(Figure record listings)

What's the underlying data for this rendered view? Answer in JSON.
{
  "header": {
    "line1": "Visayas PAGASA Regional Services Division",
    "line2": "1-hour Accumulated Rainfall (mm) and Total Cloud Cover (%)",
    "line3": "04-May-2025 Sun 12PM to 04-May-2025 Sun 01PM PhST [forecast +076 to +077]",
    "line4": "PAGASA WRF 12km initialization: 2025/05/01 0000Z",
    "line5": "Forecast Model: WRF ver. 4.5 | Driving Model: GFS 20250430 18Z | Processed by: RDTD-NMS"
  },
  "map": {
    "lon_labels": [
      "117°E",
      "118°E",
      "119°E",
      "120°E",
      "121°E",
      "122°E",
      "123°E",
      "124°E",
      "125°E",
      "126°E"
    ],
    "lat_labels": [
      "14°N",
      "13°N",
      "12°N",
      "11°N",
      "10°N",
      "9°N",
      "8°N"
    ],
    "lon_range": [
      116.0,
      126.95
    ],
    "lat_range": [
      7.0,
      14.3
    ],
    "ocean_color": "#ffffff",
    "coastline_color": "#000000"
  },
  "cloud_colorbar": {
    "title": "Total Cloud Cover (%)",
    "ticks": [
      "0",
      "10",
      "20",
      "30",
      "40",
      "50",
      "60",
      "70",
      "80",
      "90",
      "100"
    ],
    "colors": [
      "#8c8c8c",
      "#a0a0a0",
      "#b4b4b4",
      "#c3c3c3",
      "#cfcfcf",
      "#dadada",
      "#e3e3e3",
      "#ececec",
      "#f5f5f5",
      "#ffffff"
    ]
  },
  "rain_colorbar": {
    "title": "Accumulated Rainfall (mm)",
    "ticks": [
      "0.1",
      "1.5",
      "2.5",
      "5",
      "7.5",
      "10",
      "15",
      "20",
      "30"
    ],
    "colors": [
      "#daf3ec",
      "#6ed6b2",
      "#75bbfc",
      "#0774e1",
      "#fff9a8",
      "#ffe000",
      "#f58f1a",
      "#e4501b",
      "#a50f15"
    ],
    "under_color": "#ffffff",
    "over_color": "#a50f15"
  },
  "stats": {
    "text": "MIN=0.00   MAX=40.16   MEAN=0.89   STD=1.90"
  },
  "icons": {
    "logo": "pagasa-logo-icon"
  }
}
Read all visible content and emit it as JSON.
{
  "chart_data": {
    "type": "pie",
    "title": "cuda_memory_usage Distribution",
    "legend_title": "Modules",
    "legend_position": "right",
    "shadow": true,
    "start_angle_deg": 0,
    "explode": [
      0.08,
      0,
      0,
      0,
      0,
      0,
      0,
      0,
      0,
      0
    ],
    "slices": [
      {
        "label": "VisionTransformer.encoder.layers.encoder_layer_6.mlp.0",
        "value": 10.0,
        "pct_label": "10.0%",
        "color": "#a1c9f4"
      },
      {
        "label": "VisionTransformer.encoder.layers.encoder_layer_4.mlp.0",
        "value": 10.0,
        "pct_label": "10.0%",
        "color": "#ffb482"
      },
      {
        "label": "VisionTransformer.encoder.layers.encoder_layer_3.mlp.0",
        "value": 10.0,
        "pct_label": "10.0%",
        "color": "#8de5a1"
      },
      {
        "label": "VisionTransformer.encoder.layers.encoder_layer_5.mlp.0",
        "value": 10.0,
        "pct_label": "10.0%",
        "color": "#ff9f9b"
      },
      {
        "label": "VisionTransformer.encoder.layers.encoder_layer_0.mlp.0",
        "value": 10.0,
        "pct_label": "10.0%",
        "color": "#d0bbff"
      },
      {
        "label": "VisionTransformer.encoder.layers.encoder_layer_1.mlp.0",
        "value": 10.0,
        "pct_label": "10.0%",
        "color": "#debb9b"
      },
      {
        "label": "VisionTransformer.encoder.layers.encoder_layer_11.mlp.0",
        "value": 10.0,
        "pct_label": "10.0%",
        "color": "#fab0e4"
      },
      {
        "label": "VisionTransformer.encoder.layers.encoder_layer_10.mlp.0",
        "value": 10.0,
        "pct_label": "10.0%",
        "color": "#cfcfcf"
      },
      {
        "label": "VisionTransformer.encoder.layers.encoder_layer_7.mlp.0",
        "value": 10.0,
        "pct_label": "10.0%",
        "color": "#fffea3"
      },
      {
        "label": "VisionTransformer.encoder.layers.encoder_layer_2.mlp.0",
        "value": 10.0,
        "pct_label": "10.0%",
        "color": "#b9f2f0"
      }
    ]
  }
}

- Your goal: Set all of the entries down again, exactly as they were given.

- Task response:
What's the underlying data for this rendered view? Answer in JSON.
{
  "header": {
    "line1": "Visayas PAGASA Regional Services Division",
    "line2": "1-hour Accumulated Rainfall (mm) and Total Cloud Cover (%)",
    "line3": "04-May-2025 Sun 12PM to 04-May-2025 Sun 01PM PhST [forecast +076 to +077]",
    "line4": "PAGASA WRF 12km initialization: 2025/05/01 0000Z",
    "line5": "Forecast Model: WRF ver. 4.5 | Driving Model: GFS 20250430 18Z | Processed by: RDTD-NMS"
  },
  "map": {
    "lon_labels": [
      "117°E",
      "118°E",
      "119°E",
      "120°E",
      "121°E",
      "122°E",
      "123°E",
      "124°E",
      "125°E",
      "126°E"
    ],
    "lat_labels": [
      "14°N",
      "13°N",
      "12°N",
      "11°N",
      "10°N",
      "9°N",
      "8°N"
    ],
    "lon_range": [
      116.0,
      126.95
    ],
    "lat_range": [
      7.0,
      14.3
    ],
    "ocean_color": "#ffffff",
    "coastline_color": "#000000"
  },
  "cloud_colorbar": {
    "title": "Total Cloud Cover (%)",
    "ticks": [
      "0",
      "10",
      "20",
      "30",
      "40",
      "50",
      "60",
      "70",
      "80",
      "90",
      "100"
    ],
    "colors": [
      "#8c8c8c",
      "#a0a0a0",
      "#b4b4b4",
      "#c3c3c3",
      "#cfcfcf",
      "#dadada",
      "#e3e3e3",
      "#ececec",
      "#f5f5f5",
      "#ffffff"
    ]
  },
  "rain_colorbar": {
    "title": "Accumulated Rainfall (mm)",
    "ticks": [
      "0.1",
      "1.5",
      "2.5",
      "5",
      "7.5",
      "10",
      "15",
      "20",
      "30"
    ],
    "colors": [
      "#daf3ec",
      "#6ed6b2",
      "#75bbfc",
      "#0774e1",
      "#fff9a8",
      "#ffe000",
      "#f58f1a",
      "#e4501b",
      "#a50f15"
    ],
    "under_color": "#ffffff",
    "over_color": "#a50f15"
  },
  "stats": {
    "text": "MIN=0.00   MAX=40.16   MEAN=0.89   STD=1.90"
  },
  "icons": {
    "logo": "pagasa-logo-icon"
  }
}
Read all visible content and emit it as JSON.
{
  "chart_data": {
    "type": "pie",
    "title": "cuda_memory_usage Distribution",
    "legend_title": "Modules",
    "legend_position": "right",
    "shadow": true,
    "start_angle_deg": 0,
    "explode": [
      0.08,
      0,
      0,
      0,
      0,
      0,
      0,
      0,
      0,
      0
    ],
    "slices": [
      {
        "label": "VisionTransformer.encoder.layers.encoder_layer_6.mlp.0",
        "value": 10.0,
        "pct_label": "10.0%",
        "color": "#a1c9f4"
      },
      {
        "label": "VisionTransformer.encoder.layers.encoder_layer_4.mlp.0",
        "value": 10.0,
        "pct_label": "10.0%",
        "color": "#ffb482"
      },
      {
        "label": "VisionTransformer.encoder.layers.encoder_layer_3.mlp.0",
        "value": 10.0,
        "pct_label": "10.0%",
        "color": "#8de5a1"
      },
      {
        "label": "VisionTransformer.encoder.layers.encoder_layer_5.mlp.0",
        "value": 10.0,
        "pct_label": "10.0%",
        "color": "#ff9f9b"
      },
      {
        "label": "VisionTransformer.encoder.layers.encoder_layer_0.mlp.0",
        "value": 10.0,
        "pct_label": "10.0%",
        "color": "#d0bbff"
      },
      {
        "label": "VisionTransformer.encoder.layers.encoder_layer_1.mlp.0",
        "value": 10.0,
        "pct_label": "10.0%",
        "color": "#debb9b"
      },
      {
        "label": "VisionTransformer.encoder.layers.encoder_layer_11.mlp.0",
        "value": 10.0,
        "pct_label": "10.0%",
        "color": "#fab0e4"
      },
      {
        "label": "VisionTransformer.encoder.layers.encoder_layer_10.mlp.0",
        "value": 10.0,
        "pct_label": "10.0%",
        "color": "#cfcfcf"
      },
      {
        "label": "VisionTransformer.encoder.layers.encoder_layer_7.mlp.0",
        "value": 10.0,
        "pct_label": "10.0%",
        "color": "#fffea3"
      },
      {
        "label": "VisionTransformer.encoder.layers.encoder_layer_2.mlp.0",
        "value": 10.0,
        "pct_label": "10.0%",
        "color": "#b9f2f0"
      }
    ]
  }
}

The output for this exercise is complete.